* _TASK REQUIREMENTS_: Reproduce the records below exactly, leaving out any pictures.

* _RECORDS SUPPLIED_:

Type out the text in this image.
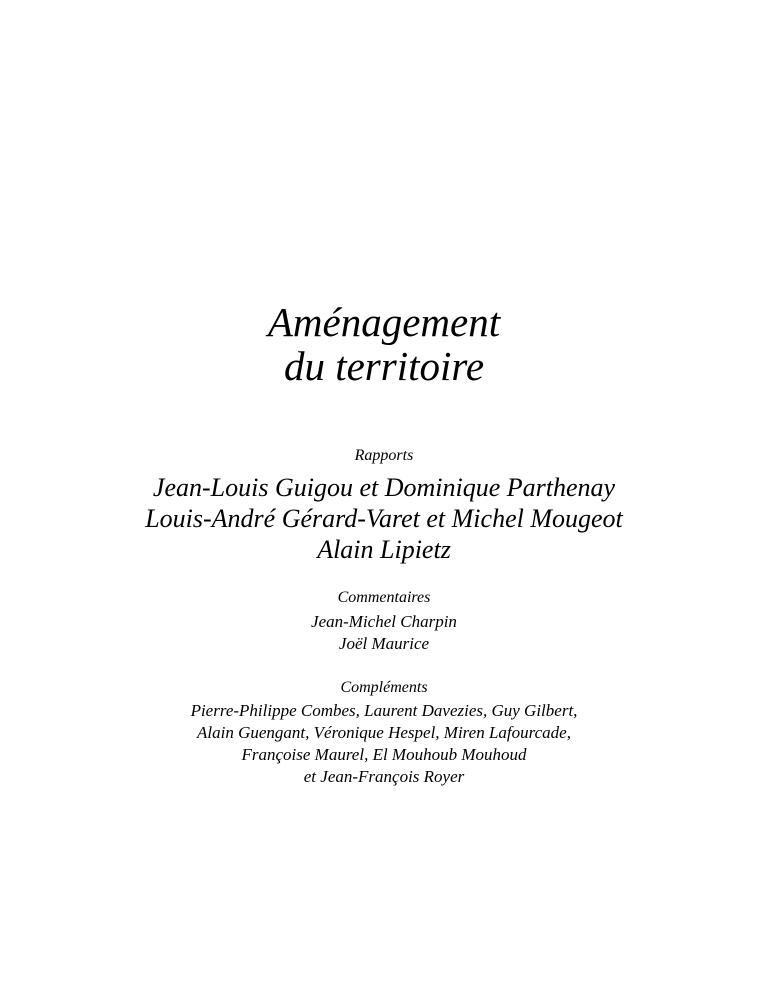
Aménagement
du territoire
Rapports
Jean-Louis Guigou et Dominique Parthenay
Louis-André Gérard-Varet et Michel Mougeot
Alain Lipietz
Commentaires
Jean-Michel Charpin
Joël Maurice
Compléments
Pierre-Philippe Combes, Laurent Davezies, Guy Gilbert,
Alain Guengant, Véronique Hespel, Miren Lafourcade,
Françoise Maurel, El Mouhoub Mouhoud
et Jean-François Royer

* _ANSWER TO THIS TASK_:
Type out the text in this image.
Aménagement
du territoire
Rapports
Jean-Louis Guigou et Dominique Parthenay
Louis-André Gérard-Varet et Michel Mougeot
Alain Lipietz
Commentaires
Jean-Michel Charpin
Joël Maurice
Compléments
Pierre-Philippe Combes, Laurent Davezies, Guy Gilbert,
Alain Guengant, Véronique Hespel, Miren Lafourcade,
Françoise Maurel, El Mouhoub Mouhoud
et Jean-François Royer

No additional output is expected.